▼

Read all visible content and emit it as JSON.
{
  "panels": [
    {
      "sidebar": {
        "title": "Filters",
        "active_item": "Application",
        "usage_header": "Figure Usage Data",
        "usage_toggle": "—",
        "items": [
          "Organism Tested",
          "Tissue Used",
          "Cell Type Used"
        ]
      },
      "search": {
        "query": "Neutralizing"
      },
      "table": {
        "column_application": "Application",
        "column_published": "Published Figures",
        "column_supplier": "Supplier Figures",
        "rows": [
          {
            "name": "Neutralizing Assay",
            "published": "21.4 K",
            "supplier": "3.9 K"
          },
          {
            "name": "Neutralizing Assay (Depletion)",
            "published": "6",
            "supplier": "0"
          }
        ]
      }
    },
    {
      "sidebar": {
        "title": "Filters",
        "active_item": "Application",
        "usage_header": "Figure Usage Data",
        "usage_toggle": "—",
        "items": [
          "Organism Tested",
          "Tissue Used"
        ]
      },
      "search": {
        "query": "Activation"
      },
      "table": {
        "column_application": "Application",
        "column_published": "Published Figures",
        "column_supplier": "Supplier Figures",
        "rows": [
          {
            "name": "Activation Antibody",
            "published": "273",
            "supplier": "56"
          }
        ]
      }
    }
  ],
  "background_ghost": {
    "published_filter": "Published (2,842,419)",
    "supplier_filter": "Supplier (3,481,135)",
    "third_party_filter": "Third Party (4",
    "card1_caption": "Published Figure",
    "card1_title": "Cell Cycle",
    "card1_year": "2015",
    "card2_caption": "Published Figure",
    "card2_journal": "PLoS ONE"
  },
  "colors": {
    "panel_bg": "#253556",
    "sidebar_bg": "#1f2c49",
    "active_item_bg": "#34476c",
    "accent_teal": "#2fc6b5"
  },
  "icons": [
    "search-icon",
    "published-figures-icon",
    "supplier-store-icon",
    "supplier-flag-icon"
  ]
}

▲

WHAT IS NEEDED »
No line may be altered or left out when the data is written out.

RESULT »
Read all visible content and emit it as JSON.
{
  "panels": [
    {
      "sidebar": {
        "title": "Filters",
        "active_item": "Application",
        "usage_header": "Figure Usage Data",
        "usage_toggle": "—",
        "items": [
          "Organism Tested",
          "Tissue Used",
          "Cell Type Used"
        ]
      },
      "search": {
        "query": "Neutralizing"
      },
      "table": {
        "column_application": "Application",
        "column_published": "Published Figures",
        "column_supplier": "Supplier Figures",
        "rows": [
          {
            "name": "Neutralizing Assay",
            "published": "21.4 K",
            "supplier": "3.9 K"
          },
          {
            "name": "Neutralizing Assay (Depletion)",
            "published": "6",
            "supplier": "0"
          }
        ]
      }
    },
    {
      "sidebar": {
        "title": "Filters",
        "active_item": "Application",
        "usage_header": "Figure Usage Data",
        "usage_toggle": "—",
        "items": [
          "Organism Tested",
          "Tissue Used"
        ]
      },
      "search": {
        "query": "Activation"
      },
      "table": {
        "column_application": "Application",
        "column_published": "Published Figures",
        "column_supplier": "Supplier Figures",
        "rows": [
          {
            "name": "Activation Antibody",
            "published": "273",
            "supplier": "56"
          }
        ]
      }
    }
  ],
  "background_ghost": {
    "published_filter": "Published (2,842,419)",
    "supplier_filter": "Supplier (3,481,135)",
    "third_party_filter": "Third Party (4",
    "card1_caption": "Published Figure",
    "card1_title": "Cell Cycle",
    "card1_year": "2015",
    "card2_caption": "Published Figure",
    "card2_journal": "PLoS ONE"
  },
  "colors": {
    "panel_bg": "#253556",
    "sidebar_bg": "#1f2c49",
    "active_item_bg": "#34476c",
    "accent_teal": "#2fc6b5"
  },
  "icons": [
    "search-icon",
    "published-figures-icon",
    "supplier-store-icon",
    "supplier-flag-icon"
  ]
}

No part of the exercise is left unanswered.